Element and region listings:
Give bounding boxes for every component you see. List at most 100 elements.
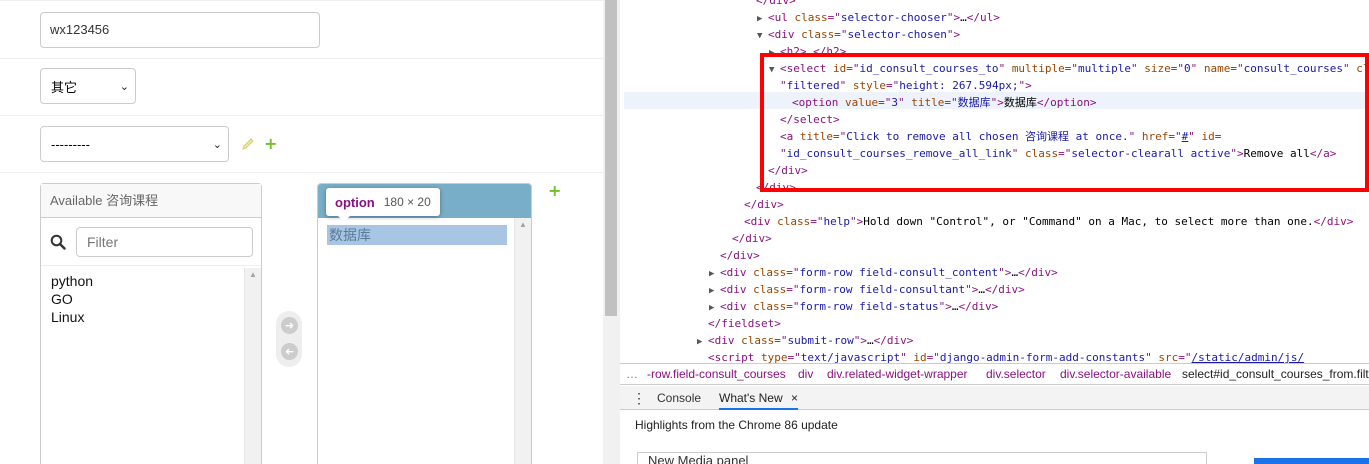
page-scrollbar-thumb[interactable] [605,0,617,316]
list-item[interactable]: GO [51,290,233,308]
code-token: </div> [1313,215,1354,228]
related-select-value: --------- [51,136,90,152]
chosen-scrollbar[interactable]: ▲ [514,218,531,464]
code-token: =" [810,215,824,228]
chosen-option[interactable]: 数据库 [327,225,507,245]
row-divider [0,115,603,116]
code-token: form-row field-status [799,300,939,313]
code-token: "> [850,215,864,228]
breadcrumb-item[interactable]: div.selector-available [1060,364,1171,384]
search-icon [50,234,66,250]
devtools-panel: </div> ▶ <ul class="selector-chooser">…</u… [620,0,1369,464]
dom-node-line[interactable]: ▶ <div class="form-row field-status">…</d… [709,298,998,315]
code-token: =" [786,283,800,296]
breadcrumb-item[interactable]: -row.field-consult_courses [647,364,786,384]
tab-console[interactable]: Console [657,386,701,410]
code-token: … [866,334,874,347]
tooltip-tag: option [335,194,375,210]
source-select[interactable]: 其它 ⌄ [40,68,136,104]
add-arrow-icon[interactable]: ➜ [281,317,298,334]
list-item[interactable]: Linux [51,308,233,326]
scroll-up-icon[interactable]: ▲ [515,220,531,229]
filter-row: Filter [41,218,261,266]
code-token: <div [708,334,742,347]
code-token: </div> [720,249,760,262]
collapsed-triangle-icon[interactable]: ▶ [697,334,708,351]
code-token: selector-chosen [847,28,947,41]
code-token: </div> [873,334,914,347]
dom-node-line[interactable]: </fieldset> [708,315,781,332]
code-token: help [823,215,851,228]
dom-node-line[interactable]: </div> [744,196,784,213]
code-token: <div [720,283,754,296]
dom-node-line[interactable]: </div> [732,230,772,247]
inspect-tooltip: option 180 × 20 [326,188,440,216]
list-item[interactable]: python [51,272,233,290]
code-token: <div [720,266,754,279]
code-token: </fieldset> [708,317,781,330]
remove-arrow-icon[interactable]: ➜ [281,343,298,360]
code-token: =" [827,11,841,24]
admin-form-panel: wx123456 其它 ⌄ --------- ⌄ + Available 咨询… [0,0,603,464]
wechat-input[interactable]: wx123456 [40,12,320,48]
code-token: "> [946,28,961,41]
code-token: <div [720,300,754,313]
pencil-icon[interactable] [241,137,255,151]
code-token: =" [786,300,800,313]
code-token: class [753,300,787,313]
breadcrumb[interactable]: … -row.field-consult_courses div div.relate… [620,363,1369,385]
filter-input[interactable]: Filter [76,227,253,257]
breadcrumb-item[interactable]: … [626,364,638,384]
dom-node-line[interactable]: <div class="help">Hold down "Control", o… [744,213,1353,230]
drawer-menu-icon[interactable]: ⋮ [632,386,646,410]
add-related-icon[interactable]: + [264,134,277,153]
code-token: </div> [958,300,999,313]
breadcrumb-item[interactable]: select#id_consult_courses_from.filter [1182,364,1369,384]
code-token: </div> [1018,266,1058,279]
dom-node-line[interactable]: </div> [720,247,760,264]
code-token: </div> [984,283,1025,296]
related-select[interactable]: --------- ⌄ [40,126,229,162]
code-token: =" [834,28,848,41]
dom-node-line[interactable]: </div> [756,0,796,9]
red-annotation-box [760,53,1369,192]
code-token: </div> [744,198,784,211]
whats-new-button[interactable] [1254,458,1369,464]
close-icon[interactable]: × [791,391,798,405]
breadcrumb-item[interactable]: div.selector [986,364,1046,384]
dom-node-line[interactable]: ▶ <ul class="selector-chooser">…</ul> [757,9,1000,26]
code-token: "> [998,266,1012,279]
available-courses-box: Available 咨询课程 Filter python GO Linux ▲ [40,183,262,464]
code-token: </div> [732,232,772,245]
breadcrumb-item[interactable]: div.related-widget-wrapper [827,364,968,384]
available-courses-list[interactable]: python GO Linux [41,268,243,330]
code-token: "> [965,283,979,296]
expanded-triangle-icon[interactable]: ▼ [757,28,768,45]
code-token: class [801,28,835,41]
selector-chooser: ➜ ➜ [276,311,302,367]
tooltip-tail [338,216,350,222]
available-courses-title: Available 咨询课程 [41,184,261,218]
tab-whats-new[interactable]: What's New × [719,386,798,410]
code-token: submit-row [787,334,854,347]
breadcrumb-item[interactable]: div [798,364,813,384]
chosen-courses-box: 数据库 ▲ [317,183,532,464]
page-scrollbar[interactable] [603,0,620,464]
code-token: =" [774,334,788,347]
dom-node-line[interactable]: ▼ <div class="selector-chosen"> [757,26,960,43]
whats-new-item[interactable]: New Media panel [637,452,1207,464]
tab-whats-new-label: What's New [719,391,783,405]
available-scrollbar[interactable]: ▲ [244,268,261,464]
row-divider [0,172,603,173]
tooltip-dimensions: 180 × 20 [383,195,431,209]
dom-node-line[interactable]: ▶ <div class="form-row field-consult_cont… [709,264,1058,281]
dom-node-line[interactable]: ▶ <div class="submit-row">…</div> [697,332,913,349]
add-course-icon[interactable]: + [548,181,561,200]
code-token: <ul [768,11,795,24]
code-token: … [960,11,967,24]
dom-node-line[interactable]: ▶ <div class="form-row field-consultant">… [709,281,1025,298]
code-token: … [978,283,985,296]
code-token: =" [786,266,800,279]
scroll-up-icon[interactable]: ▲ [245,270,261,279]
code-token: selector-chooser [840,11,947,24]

--

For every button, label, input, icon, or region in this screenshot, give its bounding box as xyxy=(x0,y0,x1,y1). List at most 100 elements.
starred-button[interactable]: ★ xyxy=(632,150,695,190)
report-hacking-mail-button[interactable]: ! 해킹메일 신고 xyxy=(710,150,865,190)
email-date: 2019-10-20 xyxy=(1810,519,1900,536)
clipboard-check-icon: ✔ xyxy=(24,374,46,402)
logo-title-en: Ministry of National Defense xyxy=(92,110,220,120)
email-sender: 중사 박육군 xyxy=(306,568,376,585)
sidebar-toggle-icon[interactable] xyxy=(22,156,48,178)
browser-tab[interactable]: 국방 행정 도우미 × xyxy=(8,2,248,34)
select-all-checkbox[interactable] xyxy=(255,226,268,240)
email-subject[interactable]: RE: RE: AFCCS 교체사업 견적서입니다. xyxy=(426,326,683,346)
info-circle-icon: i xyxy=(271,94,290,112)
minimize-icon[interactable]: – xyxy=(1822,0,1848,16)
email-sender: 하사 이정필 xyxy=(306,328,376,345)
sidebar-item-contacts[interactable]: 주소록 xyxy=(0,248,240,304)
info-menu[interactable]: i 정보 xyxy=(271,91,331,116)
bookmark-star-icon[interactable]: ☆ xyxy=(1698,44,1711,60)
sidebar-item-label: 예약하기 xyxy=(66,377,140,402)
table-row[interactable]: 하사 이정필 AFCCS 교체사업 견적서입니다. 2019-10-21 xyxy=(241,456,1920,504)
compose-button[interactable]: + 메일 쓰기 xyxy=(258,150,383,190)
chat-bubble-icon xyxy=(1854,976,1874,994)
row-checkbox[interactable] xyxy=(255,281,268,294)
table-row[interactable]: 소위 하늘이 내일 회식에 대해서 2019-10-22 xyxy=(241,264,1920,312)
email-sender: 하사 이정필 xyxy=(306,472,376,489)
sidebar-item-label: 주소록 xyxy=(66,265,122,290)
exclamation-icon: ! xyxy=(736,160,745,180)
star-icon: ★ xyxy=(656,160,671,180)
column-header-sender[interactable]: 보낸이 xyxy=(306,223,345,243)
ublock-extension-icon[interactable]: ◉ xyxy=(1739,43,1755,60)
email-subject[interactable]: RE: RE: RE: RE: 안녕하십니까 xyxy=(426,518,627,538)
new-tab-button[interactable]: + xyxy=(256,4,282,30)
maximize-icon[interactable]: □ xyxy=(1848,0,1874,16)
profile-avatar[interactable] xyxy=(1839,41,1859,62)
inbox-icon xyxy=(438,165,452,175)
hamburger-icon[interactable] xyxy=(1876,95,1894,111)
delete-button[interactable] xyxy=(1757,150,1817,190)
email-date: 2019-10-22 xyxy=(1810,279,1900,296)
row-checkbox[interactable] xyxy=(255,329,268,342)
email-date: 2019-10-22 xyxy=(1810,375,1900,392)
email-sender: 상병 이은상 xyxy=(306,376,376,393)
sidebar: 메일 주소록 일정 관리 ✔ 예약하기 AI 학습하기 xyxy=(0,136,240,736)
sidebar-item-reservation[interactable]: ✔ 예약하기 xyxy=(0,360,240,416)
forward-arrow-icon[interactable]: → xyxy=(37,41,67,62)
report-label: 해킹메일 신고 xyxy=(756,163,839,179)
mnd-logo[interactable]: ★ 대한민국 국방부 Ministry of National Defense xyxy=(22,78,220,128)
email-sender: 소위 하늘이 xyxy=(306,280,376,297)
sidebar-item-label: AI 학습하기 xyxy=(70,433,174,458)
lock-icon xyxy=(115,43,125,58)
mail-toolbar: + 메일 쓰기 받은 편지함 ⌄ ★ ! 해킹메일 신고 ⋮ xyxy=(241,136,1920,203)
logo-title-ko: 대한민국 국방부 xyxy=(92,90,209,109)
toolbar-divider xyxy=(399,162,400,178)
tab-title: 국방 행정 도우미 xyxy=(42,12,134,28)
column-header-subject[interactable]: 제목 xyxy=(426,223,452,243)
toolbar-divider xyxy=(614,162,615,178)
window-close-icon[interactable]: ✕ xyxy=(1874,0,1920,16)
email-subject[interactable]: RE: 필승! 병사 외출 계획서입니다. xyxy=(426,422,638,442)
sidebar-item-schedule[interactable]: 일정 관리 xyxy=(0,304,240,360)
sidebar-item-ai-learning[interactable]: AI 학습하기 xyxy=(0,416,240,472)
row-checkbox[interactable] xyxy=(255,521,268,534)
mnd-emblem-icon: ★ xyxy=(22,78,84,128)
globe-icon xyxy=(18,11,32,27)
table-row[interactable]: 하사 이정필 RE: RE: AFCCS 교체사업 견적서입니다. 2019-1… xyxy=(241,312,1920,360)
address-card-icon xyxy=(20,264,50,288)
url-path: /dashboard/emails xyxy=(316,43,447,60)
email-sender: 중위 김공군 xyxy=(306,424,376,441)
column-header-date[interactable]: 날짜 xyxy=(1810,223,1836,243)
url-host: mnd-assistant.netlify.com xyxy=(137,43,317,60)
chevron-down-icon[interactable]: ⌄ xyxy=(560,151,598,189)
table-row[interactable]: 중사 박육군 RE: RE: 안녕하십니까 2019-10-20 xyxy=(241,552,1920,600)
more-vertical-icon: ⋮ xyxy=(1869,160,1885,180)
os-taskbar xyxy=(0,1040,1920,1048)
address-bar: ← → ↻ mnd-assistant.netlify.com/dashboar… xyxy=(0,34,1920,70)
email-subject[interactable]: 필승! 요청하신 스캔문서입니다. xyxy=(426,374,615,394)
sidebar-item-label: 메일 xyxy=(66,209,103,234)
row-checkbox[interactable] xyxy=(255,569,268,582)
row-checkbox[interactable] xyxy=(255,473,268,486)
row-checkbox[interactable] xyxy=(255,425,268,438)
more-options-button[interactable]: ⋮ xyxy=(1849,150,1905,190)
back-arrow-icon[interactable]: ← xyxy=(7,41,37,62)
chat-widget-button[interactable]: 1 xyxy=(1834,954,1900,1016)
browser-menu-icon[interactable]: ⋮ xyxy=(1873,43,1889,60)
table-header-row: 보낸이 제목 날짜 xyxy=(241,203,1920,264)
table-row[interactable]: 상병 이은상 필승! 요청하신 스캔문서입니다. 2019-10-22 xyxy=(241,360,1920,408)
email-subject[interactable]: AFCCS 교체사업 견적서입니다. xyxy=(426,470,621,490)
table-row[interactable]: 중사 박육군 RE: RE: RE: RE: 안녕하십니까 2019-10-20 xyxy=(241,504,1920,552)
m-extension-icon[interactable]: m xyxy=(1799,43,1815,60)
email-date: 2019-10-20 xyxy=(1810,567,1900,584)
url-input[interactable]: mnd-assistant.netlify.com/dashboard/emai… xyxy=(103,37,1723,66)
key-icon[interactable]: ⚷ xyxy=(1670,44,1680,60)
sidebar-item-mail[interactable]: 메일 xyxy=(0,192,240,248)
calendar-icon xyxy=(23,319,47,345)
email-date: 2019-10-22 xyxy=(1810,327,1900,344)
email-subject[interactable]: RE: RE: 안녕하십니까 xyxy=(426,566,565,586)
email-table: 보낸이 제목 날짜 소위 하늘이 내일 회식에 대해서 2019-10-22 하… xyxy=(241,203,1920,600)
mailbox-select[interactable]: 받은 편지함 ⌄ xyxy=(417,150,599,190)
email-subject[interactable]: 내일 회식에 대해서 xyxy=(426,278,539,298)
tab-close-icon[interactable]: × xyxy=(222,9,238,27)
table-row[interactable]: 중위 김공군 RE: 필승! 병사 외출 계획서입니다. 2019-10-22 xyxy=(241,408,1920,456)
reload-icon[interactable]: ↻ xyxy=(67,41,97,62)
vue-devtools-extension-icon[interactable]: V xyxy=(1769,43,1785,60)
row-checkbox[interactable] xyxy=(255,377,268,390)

[Task description]: Count the lines of the data above that contain the string "tooltip", matching case exactly. Reply with the number only.

[Output of the exercise]: 4